● **Records to process**:

[BEGIN]

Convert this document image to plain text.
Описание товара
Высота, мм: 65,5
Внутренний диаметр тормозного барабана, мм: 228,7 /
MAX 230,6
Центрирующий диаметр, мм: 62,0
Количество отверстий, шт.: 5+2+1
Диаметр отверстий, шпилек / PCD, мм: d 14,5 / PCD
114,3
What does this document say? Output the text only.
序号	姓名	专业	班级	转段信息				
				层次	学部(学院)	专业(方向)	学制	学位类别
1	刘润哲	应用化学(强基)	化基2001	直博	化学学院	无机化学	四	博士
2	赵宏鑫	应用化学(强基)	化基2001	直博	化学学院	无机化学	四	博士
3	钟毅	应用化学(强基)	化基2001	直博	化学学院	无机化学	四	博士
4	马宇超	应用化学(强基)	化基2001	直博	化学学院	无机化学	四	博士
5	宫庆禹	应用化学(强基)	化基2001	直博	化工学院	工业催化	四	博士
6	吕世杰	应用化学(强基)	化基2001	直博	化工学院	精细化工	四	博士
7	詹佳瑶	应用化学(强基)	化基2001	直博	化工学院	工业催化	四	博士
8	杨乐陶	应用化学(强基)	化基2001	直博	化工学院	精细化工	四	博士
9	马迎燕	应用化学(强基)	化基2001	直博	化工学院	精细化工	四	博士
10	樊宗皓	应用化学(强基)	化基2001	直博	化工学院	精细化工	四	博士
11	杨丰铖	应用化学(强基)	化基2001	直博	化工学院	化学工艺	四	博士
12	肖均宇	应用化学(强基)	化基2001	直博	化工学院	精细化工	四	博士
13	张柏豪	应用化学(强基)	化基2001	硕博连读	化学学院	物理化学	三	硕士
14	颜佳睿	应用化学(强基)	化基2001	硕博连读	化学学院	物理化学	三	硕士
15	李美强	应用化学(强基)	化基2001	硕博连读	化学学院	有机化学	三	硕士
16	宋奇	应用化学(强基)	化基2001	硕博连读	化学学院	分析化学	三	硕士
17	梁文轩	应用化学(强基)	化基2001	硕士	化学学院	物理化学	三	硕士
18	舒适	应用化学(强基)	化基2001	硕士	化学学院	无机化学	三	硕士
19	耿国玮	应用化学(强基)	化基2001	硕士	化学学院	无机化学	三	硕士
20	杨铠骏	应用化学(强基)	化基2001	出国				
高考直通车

[END]
[BEGIN]

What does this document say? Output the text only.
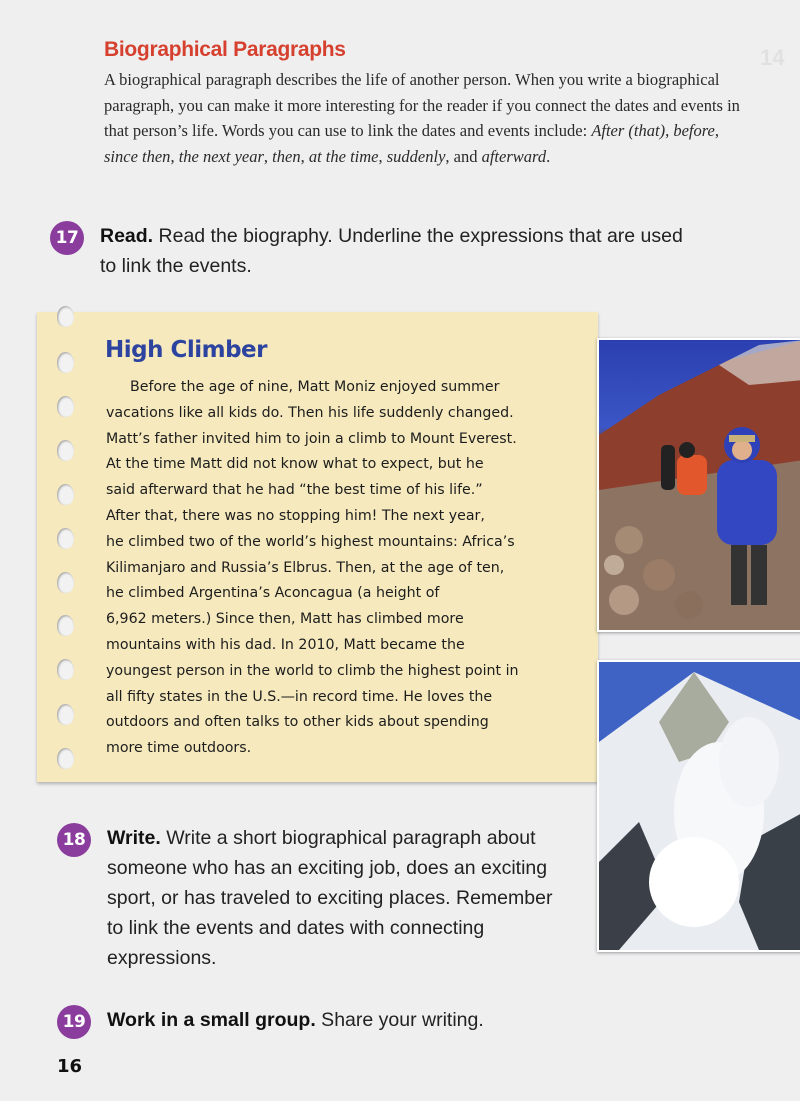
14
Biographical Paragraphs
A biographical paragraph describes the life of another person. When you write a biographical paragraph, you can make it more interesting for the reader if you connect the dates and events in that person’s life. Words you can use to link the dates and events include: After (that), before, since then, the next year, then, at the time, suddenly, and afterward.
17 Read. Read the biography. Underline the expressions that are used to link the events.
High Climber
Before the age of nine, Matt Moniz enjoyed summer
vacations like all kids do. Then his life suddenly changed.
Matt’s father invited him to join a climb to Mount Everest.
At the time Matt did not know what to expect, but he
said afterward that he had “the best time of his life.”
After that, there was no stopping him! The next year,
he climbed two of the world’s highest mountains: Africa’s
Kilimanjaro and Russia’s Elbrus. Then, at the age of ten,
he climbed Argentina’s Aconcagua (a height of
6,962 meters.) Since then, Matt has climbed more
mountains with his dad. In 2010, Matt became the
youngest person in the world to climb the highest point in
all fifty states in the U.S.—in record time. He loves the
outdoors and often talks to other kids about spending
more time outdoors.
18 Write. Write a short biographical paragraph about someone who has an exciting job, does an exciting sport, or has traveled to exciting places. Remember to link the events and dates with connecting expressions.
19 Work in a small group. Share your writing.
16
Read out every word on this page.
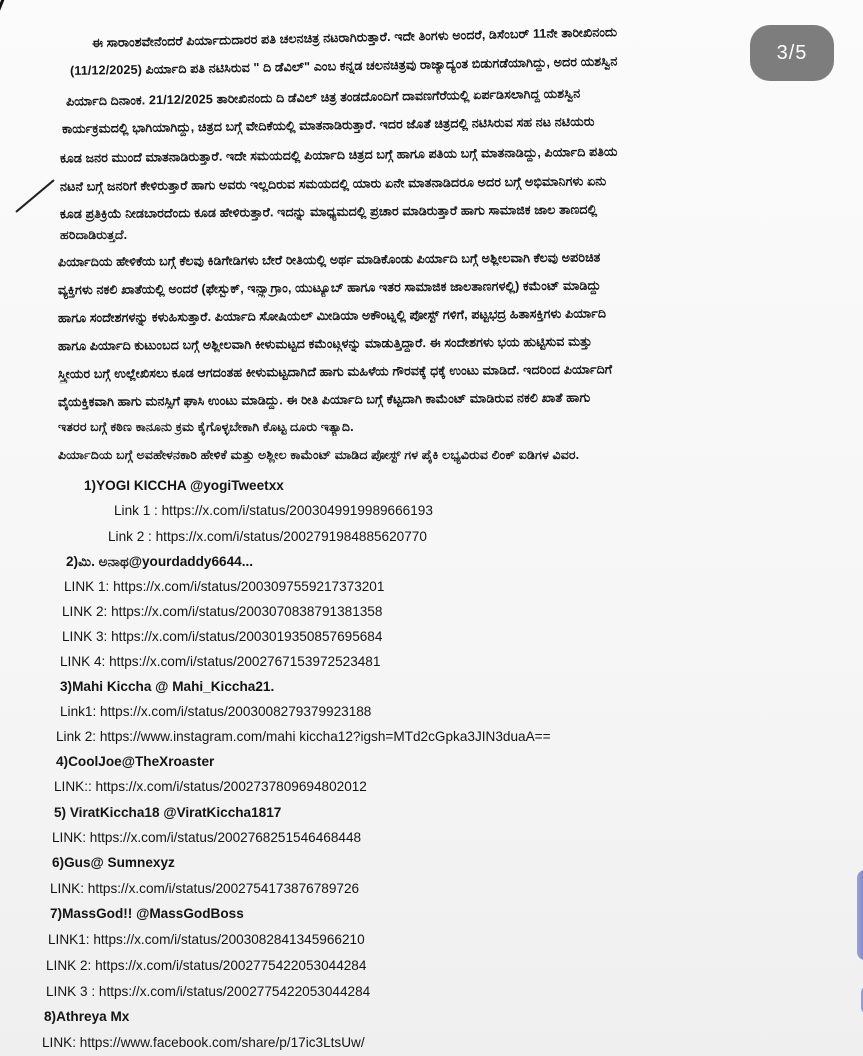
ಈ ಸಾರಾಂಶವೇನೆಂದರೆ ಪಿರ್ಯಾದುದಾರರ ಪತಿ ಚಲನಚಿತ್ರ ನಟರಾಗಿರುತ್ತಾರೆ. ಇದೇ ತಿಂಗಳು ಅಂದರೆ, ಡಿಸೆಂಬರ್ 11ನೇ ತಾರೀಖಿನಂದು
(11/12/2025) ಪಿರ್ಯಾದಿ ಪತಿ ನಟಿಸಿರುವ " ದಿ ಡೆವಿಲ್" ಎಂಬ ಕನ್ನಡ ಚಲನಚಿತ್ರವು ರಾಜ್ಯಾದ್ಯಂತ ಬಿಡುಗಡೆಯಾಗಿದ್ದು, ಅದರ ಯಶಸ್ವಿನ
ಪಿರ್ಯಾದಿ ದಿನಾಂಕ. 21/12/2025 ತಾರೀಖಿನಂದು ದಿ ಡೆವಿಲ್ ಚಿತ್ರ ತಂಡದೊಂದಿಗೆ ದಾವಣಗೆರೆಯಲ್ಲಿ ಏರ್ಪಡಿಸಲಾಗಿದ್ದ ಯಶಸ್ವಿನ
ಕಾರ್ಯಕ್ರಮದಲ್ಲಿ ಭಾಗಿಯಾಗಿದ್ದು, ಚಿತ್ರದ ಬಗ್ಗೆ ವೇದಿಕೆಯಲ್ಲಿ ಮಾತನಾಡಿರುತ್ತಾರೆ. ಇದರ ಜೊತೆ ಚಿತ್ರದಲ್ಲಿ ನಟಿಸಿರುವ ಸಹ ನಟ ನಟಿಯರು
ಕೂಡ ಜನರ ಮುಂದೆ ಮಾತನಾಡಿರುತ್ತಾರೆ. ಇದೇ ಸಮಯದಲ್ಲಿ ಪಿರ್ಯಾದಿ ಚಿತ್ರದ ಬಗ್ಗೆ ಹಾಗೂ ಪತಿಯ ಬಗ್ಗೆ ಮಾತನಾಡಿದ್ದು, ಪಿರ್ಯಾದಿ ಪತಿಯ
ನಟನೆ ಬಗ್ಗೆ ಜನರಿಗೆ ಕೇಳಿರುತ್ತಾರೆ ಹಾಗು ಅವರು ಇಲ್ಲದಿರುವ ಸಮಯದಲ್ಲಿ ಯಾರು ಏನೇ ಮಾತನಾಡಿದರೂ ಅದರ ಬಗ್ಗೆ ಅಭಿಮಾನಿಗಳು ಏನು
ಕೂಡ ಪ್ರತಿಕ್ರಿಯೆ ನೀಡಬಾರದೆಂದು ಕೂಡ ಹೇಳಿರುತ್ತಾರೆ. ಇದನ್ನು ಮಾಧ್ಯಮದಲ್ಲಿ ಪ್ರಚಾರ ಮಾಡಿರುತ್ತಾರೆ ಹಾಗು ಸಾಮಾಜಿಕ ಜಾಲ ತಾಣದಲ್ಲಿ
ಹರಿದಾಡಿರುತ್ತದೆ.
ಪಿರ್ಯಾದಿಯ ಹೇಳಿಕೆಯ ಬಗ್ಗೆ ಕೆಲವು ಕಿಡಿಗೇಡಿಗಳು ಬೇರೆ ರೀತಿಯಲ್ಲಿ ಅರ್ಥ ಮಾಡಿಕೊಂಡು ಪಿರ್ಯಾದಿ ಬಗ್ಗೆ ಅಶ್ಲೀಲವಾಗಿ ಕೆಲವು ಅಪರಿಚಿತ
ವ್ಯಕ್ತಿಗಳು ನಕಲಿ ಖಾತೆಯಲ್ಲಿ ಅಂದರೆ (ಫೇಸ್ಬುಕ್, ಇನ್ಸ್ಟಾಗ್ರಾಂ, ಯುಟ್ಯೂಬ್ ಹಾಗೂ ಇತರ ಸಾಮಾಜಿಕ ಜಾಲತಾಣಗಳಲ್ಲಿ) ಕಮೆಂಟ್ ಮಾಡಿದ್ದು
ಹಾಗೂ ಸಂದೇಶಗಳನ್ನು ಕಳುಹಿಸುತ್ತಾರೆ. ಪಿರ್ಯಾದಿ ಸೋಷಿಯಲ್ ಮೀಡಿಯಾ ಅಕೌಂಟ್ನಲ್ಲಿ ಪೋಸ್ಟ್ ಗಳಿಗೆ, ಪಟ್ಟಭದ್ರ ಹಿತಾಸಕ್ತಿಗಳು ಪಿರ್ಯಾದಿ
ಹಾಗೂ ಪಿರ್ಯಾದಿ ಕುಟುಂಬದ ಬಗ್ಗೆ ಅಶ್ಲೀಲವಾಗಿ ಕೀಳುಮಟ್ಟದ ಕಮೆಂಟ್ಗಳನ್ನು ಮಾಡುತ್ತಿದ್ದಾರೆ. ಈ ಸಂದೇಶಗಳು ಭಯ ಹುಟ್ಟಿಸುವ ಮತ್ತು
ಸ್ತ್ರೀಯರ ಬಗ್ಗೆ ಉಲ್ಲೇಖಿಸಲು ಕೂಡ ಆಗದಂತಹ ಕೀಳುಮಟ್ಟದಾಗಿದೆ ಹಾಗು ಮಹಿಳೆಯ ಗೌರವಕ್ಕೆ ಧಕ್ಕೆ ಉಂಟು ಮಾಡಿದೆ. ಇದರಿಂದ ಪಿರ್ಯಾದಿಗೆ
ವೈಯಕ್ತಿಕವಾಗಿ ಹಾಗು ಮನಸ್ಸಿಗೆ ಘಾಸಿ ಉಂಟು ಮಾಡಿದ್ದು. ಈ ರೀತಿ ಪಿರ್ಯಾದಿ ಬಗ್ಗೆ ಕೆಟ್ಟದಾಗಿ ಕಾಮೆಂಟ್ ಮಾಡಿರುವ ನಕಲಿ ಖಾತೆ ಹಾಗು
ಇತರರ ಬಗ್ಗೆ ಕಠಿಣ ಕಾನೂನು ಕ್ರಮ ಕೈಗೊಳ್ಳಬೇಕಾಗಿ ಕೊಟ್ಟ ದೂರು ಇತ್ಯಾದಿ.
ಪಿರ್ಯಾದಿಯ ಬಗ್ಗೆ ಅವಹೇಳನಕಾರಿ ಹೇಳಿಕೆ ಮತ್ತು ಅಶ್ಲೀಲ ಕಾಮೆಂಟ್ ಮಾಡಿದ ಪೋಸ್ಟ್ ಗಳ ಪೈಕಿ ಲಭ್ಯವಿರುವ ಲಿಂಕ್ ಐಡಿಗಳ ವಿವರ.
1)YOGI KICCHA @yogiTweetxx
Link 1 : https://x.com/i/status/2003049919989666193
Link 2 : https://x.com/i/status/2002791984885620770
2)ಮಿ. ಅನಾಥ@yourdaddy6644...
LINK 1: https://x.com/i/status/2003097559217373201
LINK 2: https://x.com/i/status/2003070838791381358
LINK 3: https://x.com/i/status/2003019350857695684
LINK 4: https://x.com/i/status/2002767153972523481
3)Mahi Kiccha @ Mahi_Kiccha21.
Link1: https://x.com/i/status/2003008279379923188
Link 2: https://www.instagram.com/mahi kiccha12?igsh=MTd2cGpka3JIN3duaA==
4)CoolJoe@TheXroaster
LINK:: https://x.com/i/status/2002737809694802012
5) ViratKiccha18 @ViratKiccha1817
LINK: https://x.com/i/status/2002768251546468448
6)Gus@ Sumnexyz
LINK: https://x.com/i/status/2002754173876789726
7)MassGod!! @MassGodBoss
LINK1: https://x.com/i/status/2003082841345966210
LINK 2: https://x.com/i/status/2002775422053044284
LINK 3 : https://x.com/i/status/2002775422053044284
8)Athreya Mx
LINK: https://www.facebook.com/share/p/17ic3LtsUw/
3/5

[END]
[BEGIN]

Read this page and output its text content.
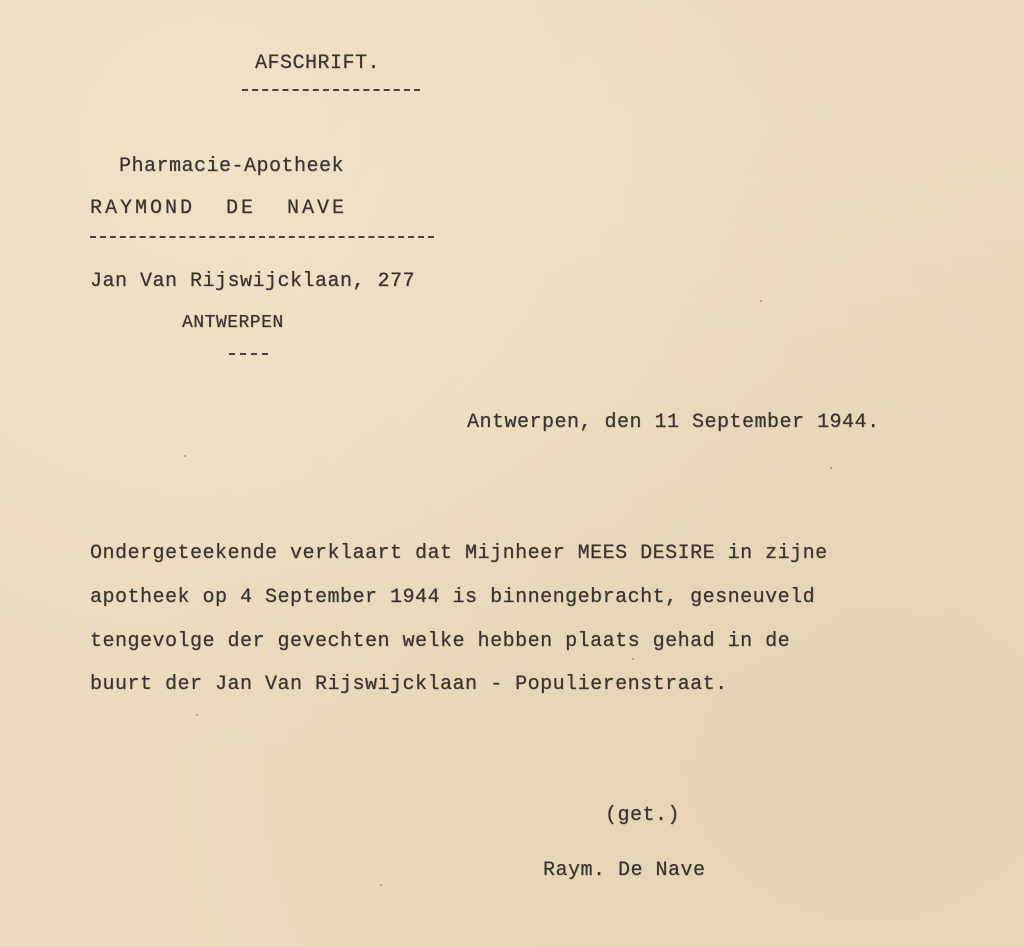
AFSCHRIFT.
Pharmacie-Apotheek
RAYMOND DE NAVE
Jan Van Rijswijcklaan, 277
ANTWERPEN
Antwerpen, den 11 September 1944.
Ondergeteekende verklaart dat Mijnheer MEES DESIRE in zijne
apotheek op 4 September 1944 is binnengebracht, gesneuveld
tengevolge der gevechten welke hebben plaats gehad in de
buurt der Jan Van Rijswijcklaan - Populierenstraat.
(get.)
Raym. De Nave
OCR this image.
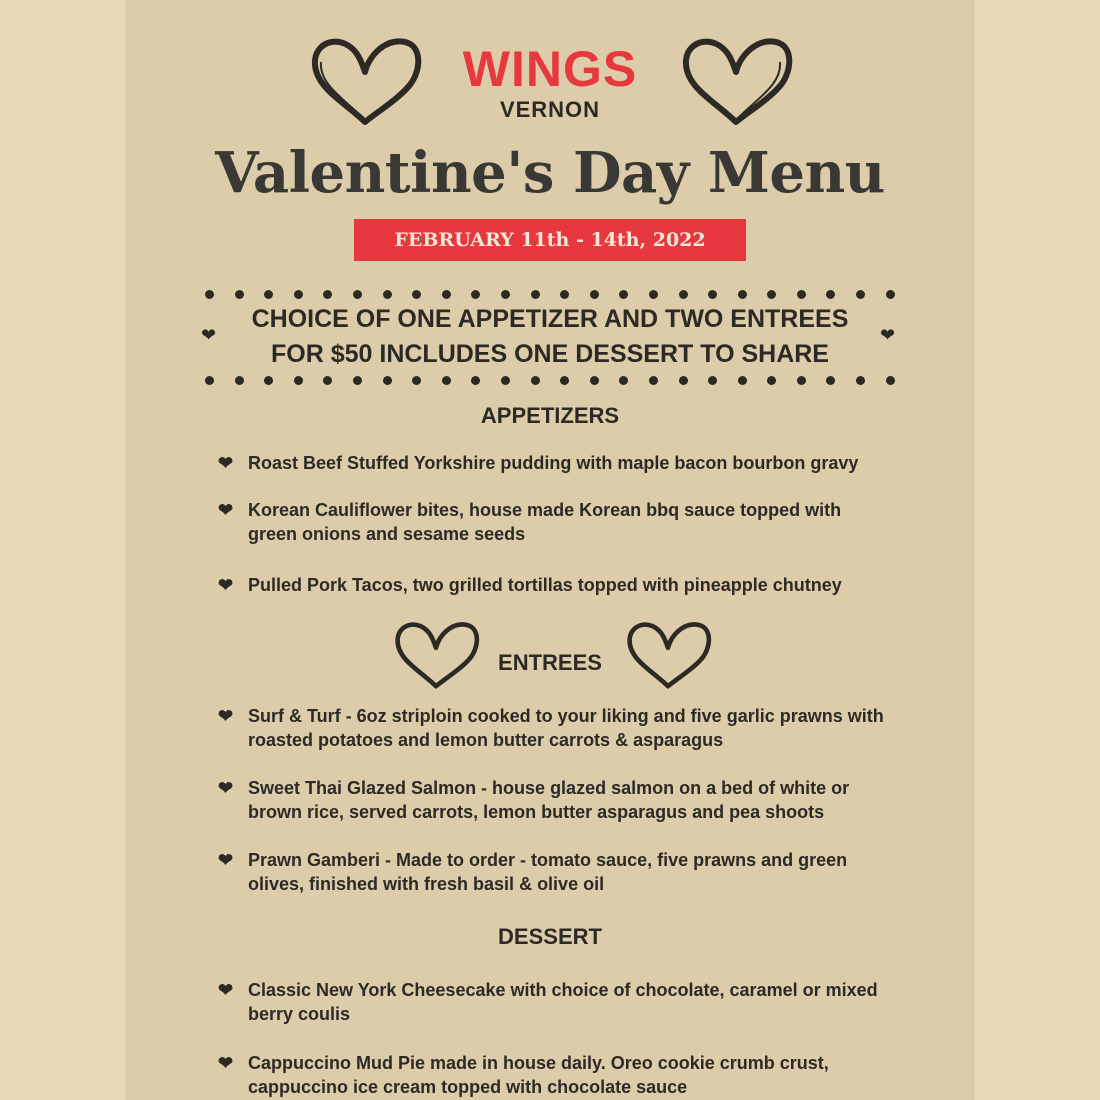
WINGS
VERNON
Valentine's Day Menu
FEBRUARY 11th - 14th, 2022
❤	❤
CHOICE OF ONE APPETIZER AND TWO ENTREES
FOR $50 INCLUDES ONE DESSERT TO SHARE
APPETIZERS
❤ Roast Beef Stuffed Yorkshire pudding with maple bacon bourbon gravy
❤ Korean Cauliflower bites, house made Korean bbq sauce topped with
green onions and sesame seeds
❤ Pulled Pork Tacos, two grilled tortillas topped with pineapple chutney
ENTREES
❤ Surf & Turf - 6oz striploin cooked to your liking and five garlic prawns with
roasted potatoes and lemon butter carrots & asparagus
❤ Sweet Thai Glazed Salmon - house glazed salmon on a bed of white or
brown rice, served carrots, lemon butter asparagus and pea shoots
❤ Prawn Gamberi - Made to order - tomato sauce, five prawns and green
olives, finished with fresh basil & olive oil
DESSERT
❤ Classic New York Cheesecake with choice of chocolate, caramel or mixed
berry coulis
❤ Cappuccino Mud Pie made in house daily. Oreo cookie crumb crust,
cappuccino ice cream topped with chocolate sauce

[END]

● **Exercise requirements**: Copy out every line where the word "about" occurs.

● **Solution**:
outdoors and often talks to other kids about spending
18 Write. Write a short biographical paragraph about someone who has an exciting job, does an exciting sport, or has traveled to exciting places. Remember to link the events and dates with connecting expressions.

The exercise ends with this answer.